* [Directives]
1. Answer these questions from the session notes:
(a) Who was the guest speaker?
(b) Under which week will the recording be available?
(c) According to Nancy, what is the value of networks?
2. Please reproduce the part of the session notes that begins at the words "Nancy: You can’t" and ends after "try things out.", without any changes.
3. Extend the session notes on the CCK08 live session, starting after their final line.

* [Excerpt]
· · · ·
These are my liveblogged notes from this morning’s live session for CCK08. Although I usually aim for a fairly complete transcript of live sessions, I spent more time paying attention to and participating in the backchannel chat today. Therefore, some of the questions and discussion near the end aren’t included in my notes. My comments are in italics. There are a few comments copied directly from the chat. The recording will be available at some point under Week 9.

Nancy White of Full Circle Associates was the guest speaker, with Stephen Downes moderating.

Key Points

Much of this discussion was about how to get change to happen, with (I think) a very practical and realistic acknowledgment of the barriers to change. The idea of iterative change came up several times. Where traditional project and change management follows a linear process, what may be more effective for emerging technology is to do lots of little projects, see how they go, and adjust as needed.

Nancy mentioned another idea that I thought was great: an appreciative approach to change. Basically, you look at what strengths you have and start there, building on what already exists. Extending this idea, I think when we build on those strengths and stretch people to grow more, we can iteratively build on the new strengths.

If you’re looking for the nuts and bolts of the ideas, skip down to the “Change Ideas” list near the bottom of this post. This was the collected brainstorming of the group on how to make change happen.

Notes

Love the intro here—a circle of clip art chairs, asking people to put their names under a chair. Not a perfect solution for huge groups, but nice for imagining community with smaller groups.

Tech + Social
“Technology has fundamentally changed how we can be together”

Learning Communities

Understand the relationships between the me, the we, and the many. The boundaries aren’t always clear.
Me: The individual. Personal identity.
We: Communities. Group identity, bounded membership, shared interest.
Many: Networks. Boundaryless, fuzzy. “intersecting interests”

Networks are about value of weak ties; Obama’s win reflects that value

Not so interested in learning theories; more interested in emerging roles and practices
Enabling people to be stewards of online communities

Stephen: Teachers just trying to change current practice. “How can I apply this in my current practice”
Nancy: You can’t usefully apply the technology unless you understand the teaching. Understand the teaching, then look at why it’s important. BUT sometimes looking at the technology first can spark an idea.

Is it just change, or is it the scale of change?

Stephen: Can we do the change just partway?
Nancy: Value of networks is that we don’t all have to do everything. One teacher doesn’t have to do everything by him/herself. We need safe places for people to explore, and sometimes privacy to try things out.
bradley.shoebottom: “Change is acceptable for only the amount people are willing to allow change. Therefore change needs to be iterative”
· · · ·
[Entries from a data source]
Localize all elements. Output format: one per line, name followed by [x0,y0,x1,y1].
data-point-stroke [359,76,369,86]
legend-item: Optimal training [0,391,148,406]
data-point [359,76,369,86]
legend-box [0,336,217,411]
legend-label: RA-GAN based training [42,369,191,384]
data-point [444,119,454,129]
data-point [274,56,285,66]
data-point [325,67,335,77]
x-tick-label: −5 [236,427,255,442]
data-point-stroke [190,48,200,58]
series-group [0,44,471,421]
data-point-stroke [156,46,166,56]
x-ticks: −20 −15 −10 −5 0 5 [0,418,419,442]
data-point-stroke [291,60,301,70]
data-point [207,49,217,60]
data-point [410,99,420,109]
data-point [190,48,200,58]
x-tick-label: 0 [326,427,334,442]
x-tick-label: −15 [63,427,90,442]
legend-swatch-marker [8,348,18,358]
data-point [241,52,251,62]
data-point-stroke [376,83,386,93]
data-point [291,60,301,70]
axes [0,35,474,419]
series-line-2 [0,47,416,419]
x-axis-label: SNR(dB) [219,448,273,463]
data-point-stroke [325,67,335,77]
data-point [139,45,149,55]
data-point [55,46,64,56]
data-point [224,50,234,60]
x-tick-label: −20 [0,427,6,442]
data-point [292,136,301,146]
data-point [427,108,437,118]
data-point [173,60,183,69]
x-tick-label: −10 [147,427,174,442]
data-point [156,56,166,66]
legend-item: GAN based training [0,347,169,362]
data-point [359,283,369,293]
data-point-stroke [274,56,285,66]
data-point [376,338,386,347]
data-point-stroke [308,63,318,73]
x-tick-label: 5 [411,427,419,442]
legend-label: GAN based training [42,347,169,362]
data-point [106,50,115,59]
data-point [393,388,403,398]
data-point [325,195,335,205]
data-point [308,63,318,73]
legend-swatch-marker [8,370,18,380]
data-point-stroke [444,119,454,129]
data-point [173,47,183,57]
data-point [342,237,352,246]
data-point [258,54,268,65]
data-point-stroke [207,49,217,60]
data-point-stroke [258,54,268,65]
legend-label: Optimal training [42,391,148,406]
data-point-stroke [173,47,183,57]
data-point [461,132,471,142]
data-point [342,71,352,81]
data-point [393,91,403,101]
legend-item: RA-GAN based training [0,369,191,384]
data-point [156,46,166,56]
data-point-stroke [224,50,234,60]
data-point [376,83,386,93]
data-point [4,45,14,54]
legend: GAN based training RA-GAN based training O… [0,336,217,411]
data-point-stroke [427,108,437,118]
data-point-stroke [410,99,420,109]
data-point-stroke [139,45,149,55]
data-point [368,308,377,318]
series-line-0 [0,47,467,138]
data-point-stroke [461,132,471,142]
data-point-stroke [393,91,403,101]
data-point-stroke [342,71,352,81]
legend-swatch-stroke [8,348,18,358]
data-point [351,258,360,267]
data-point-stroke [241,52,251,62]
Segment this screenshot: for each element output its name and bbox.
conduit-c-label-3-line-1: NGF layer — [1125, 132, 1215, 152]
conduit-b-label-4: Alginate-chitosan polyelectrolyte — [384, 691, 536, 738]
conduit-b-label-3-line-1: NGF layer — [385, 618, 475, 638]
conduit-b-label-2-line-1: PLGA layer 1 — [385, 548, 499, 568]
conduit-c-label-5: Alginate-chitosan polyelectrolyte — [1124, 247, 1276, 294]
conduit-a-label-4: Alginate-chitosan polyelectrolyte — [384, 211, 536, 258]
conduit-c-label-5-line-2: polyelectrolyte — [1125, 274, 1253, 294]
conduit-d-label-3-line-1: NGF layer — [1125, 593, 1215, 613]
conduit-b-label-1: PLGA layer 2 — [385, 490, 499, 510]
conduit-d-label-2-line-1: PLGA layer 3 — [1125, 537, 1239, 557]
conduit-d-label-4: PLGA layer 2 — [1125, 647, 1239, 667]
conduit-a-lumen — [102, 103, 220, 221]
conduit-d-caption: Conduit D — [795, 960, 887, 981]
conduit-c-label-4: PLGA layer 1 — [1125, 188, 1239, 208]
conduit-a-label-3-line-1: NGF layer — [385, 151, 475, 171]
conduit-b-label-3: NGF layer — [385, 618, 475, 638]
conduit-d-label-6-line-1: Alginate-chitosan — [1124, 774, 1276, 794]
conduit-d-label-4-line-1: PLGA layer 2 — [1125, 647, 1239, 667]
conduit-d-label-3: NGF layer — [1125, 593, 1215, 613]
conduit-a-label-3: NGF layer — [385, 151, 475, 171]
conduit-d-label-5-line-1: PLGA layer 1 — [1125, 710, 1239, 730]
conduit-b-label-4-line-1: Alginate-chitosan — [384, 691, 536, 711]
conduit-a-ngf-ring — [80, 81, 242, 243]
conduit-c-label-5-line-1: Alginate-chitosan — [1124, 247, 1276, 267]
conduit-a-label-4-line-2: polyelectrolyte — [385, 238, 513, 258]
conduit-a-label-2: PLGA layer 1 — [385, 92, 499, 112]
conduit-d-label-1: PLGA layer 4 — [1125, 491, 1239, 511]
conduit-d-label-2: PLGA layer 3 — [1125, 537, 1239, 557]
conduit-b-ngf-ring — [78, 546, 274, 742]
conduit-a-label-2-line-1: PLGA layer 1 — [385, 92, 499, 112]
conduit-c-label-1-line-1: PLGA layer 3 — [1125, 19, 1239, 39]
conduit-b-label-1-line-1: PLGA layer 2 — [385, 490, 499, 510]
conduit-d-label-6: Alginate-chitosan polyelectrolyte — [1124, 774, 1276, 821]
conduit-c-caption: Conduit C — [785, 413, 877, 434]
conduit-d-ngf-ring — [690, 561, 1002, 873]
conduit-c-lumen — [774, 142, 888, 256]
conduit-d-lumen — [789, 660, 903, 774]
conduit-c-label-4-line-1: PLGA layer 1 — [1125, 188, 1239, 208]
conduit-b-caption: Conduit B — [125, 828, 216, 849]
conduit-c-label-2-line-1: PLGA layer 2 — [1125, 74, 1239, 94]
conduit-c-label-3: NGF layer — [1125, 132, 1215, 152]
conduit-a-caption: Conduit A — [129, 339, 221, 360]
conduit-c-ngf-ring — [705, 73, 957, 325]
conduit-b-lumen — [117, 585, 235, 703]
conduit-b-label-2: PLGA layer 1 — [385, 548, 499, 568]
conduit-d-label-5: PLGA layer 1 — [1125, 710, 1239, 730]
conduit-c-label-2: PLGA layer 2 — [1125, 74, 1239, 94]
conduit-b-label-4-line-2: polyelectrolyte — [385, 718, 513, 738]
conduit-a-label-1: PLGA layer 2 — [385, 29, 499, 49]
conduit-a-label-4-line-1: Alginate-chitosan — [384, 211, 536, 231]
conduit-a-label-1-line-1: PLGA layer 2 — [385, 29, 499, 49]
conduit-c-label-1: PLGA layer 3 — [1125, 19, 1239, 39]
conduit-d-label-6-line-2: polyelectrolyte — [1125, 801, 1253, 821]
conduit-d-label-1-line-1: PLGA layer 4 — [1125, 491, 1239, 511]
· · · ·
* [Outputs]
1.
(a) Nancy White of Full Circle Associates
(b) Week 9
(c) We don't all have to do everything.

2.
Nancy: You can’t usefully apply the technology unless you understand the teaching. Understand the teaching, then look at why it’s important. BUT sometimes looking at the technology first can spark an idea.

Is it just change, or is it the scale of change?

Stephen: Can we do the change just partway?
Nancy: Value of networks is that we don’t all have to do everything. One teacher doesn’t have to do everything by him/herself. We need safe places for people to explore, and sometimes privacy to try things out.

3.
Nancy: Different roles for different people within the network

Use an “appreciative approach”—build on the strengths that already exist rather than trying to jump the chasm

Stephen: So many technologies are blocked
Nancy: sometimes people need to be taken outside the firewall to see what’s possible, but sometimes we need to look at workarounds and not our first choice tools. Demonstrating with limited tools can help changes occur.

Jo Ann Hammond-Meiers: @Lisa and others– yes — then it is important to stimulate the right questions from the teacher/learners. What do they want to happen?

How do you get change to happen?
Demonstration, validation
Money can be a pressure point.
Concrete purposes rather than wide solutions can get to a lot of people. What’s the tangible benefit?
Do lots of little experiments on multiple fronts to figure out what works

How do you find the time to make the connections?
Nancy: we connect to people all the time. It’s as natural as breathing. Create the conditions for change to move the direction we want, rather than pushing hard for our own position. Make building community and ties into your meetings and time together with groups, without labeling it as “community building.”

Traditional project management is very linear, but we need something more iterative. Iterative change is a recurring theme here

Change that happens at the edges instead of in the middle

Change Ideas:

  • Skunkworks—under the radar
  • Small, iterative projects
  • Distributed learning
  • Start with your personal practices because you have control there, then apply that to your work
  • Get outside validation
  • Find related projects outside and work together
  • Nike Strategy: Just do it
  • Put in the infrastructure people need to change your practice. Instead of trying to directly change what people do, make it easier for them to do it—sort of letting them choose the tools
  • Give what they WANT in a nonthreatening way
  • Listen carefully for needs, not just openings for your own agenda
  • Do easy things in an easy way
  • Openness: share what you do openly (network value)

It’s not just about technology; it’s about how you see the world and connections and how we interact with each other. It’s about asking the questions to get people to see the world differently.

How do you measure success? Benchmarks? Would another course modeled like CCK08 be a success?
Nancy: it depends on the goals and learning. Not sure how to answer the question. How do you measure success with iterative learning?

Image credit:

Recursive Flower, Second Time 100 visits!!!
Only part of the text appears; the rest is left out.